__What you need to do__: Using the listing below, report all lines holding the word "with".

__Data supplied__:
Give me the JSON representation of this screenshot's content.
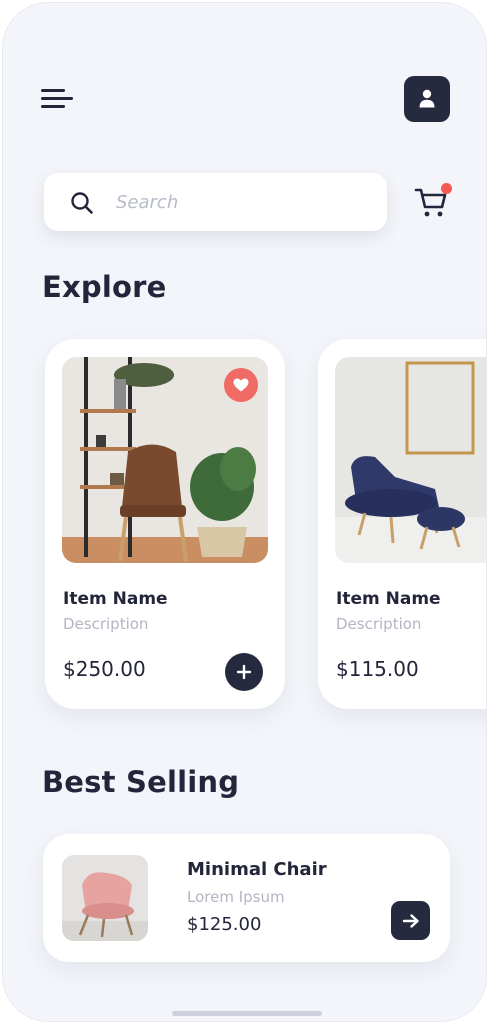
{
  "header": {
    "menu_icon": "hamburger-menu-icon",
    "profile_icon": "user-icon",
    "cart_icon": "shopping-cart-icon"
  },
  "search": {
    "placeholder": "Search",
    "value": ""
  },
  "explore": {
    "title": "Explore",
    "cards": [
      {
        "name": "Item Name",
        "description": "Description",
        "price": "$250.00",
        "image": "brown leather chair with plant and shelf",
        "favorited": true
      },
      {
        "name": "Item Name",
        "description": "Description",
        "price": "$115.00",
        "image": "navy blue armchair with ottoman"
      }
    ]
  },
  "best_selling": {
    "title": "Best Selling",
    "items": [
      {
        "name": "Minimal Chair",
        "description": "Lorem Ipsum",
        "price": "$125.00",
        "image": "pink armchair"
      }
    ]
  },
  "colors": {
    "background": "#f3f5fa",
    "primary_dark": "#262a3f",
    "accent_red": "#f25a52",
    "muted_text": "#b2b6c2"
  }
}
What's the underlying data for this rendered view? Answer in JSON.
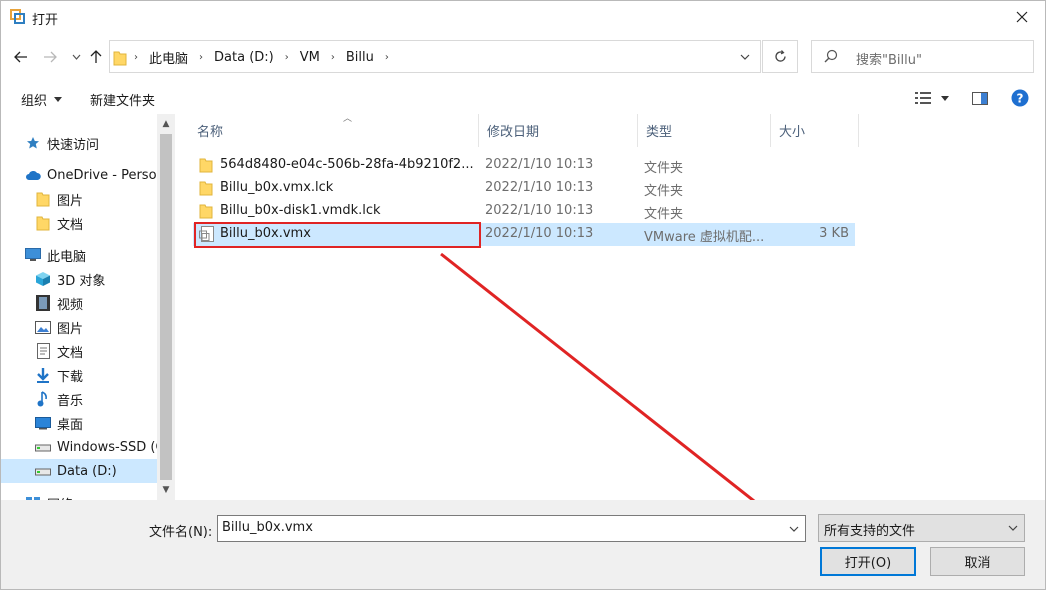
{
  "window": {
    "title": "打开",
    "close_glyph": "✕"
  },
  "address": {
    "crumbs": [
      "此电脑",
      "Data (D:)",
      "VM",
      "Billu"
    ]
  },
  "search": {
    "placeholder": "搜索\"Billu\""
  },
  "toolbar": {
    "organize": "组织",
    "new_folder": "新建文件夹"
  },
  "sidebar": {
    "items": [
      {
        "label": "快速访问",
        "icon": "star-icon",
        "indent": 0
      },
      {
        "label": "OneDrive - Persor",
        "icon": "cloud-icon",
        "indent": 0
      },
      {
        "label": "图片",
        "icon": "folder-icon",
        "indent": 1
      },
      {
        "label": "文档",
        "icon": "folder-icon",
        "indent": 1
      },
      {
        "label": "此电脑",
        "icon": "computer-icon",
        "indent": 0
      },
      {
        "label": "3D 对象",
        "icon": "cube-icon",
        "indent": 1
      },
      {
        "label": "视频",
        "icon": "film-icon",
        "indent": 1
      },
      {
        "label": "图片",
        "icon": "picture-icon",
        "indent": 1
      },
      {
        "label": "文档",
        "icon": "document-icon",
        "indent": 1
      },
      {
        "label": "下载",
        "icon": "download-icon",
        "indent": 1
      },
      {
        "label": "音乐",
        "icon": "music-icon",
        "indent": 1
      },
      {
        "label": "桌面",
        "icon": "desktop-icon",
        "indent": 1
      },
      {
        "label": "Windows-SSD (C",
        "icon": "drive-icon",
        "indent": 1
      },
      {
        "label": "Data (D:)",
        "icon": "drive-icon",
        "indent": 1,
        "selected": true
      },
      {
        "label": "网络",
        "icon": "network-icon",
        "indent": 0
      }
    ]
  },
  "columns": {
    "name": "名称",
    "modified": "修改日期",
    "type": "类型",
    "size": "大小"
  },
  "files": [
    {
      "name": "564d8480-e04c-506b-28fa-4b9210f2...",
      "modified": "2022/1/10 10:13",
      "type": "文件夹",
      "size": "",
      "icon": "folder-icon"
    },
    {
      "name": "Billu_b0x.vmx.lck",
      "modified": "2022/1/10 10:13",
      "type": "文件夹",
      "size": "",
      "icon": "folder-icon"
    },
    {
      "name": "Billu_b0x-disk1.vmdk.lck",
      "modified": "2022/1/10 10:13",
      "type": "文件夹",
      "size": "",
      "icon": "folder-icon"
    },
    {
      "name": "Billu_b0x.vmx",
      "modified": "2022/1/10 10:13",
      "type": "VMware 虚拟机配...",
      "size": "3 KB",
      "icon": "vmx-file-icon",
      "selected": true
    }
  ],
  "bottom": {
    "filename_label": "文件名(N):",
    "filename_value": "Billu_b0x.vmx",
    "filetype_value": "所有支持的文件",
    "open_label": "打开(O)",
    "cancel_label": "取消"
  },
  "colors": {
    "selection": "#cce8ff",
    "annotation": "#e02424",
    "accent": "#0078d7",
    "help": "#1e6fd0"
  }
}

__Exercise solution__:
        "image": "brown leather chair with plant and shelf",
        "image": "navy blue armchair with ottoman"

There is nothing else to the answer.